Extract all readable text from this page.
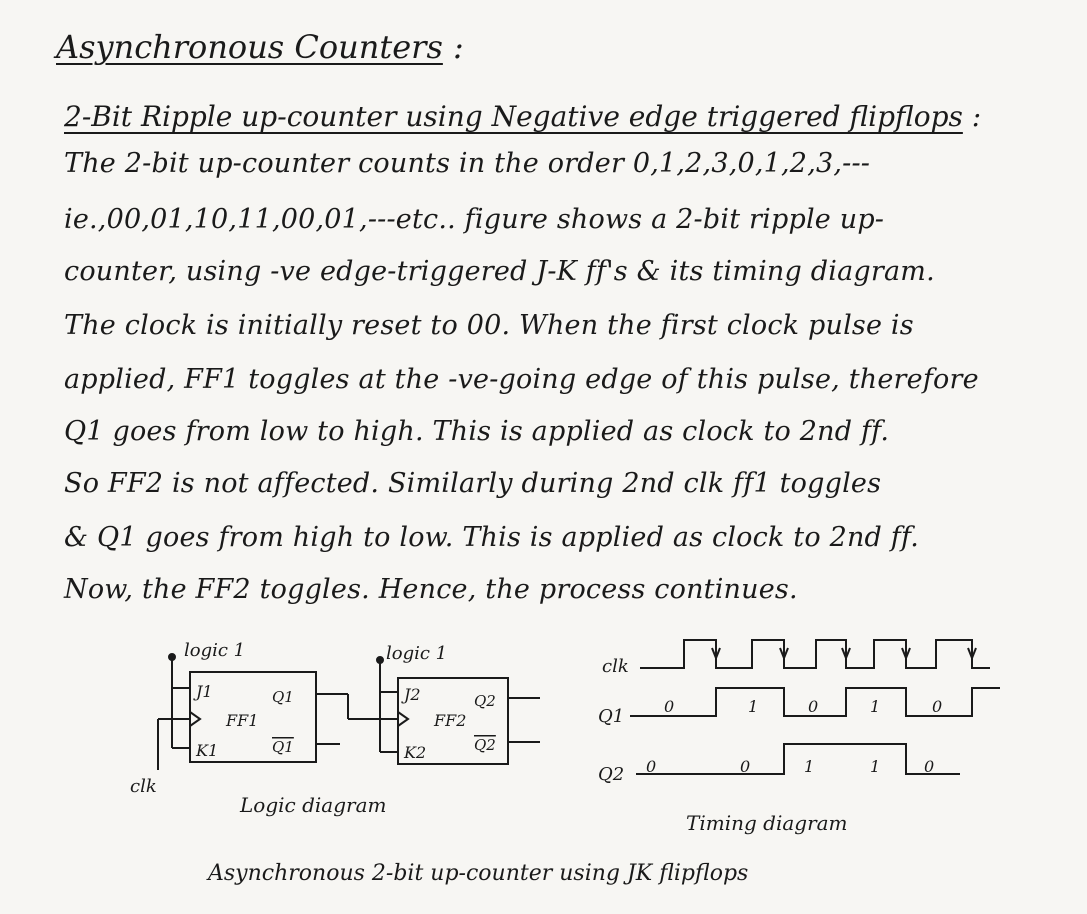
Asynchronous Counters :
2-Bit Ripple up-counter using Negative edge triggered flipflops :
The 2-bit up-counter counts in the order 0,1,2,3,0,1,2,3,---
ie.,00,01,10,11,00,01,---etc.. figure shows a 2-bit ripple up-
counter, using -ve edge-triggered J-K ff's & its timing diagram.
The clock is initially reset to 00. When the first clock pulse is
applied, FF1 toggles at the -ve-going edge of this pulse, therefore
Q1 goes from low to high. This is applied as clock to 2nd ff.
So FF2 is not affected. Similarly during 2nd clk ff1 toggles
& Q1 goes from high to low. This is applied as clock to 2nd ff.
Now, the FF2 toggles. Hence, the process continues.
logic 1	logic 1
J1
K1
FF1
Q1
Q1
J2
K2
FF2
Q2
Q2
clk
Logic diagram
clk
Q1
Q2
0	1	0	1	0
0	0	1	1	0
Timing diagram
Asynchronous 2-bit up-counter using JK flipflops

=======

(EXERCISE DETAILS) Reproduce each record from above exactly; pictures do not belong in the copy.

(TASK RESULT)
Extract all readable text from this page.
Asynchronous Counters :
2-Bit Ripple up-counter using Negative edge triggered flipflops :
The 2-bit up-counter counts in the order 0,1,2,3,0,1,2,3,---
ie.,00,01,10,11,00,01,---etc.. figure shows a 2-bit ripple up-
counter, using -ve edge-triggered J-K ff's & its timing diagram.
The clock is initially reset to 00. When the first clock pulse is
applied, FF1 toggles at the -ve-going edge of this pulse, therefore
Q1 goes from low to high. This is applied as clock to 2nd ff.
So FF2 is not affected. Similarly during 2nd clk ff1 toggles
& Q1 goes from high to low. This is applied as clock to 2nd ff.
Now, the FF2 toggles. Hence, the process continues.
logic 1	logic 1
J1
K1
FF1
Q1
Q1
J2
K2
FF2
Q2
Q2
clk
Logic diagram
clk
Q1
Q2
0	1	0	1	0
0	0	1	1	0
Timing diagram
Asynchronous 2-bit up-counter using JK flipflops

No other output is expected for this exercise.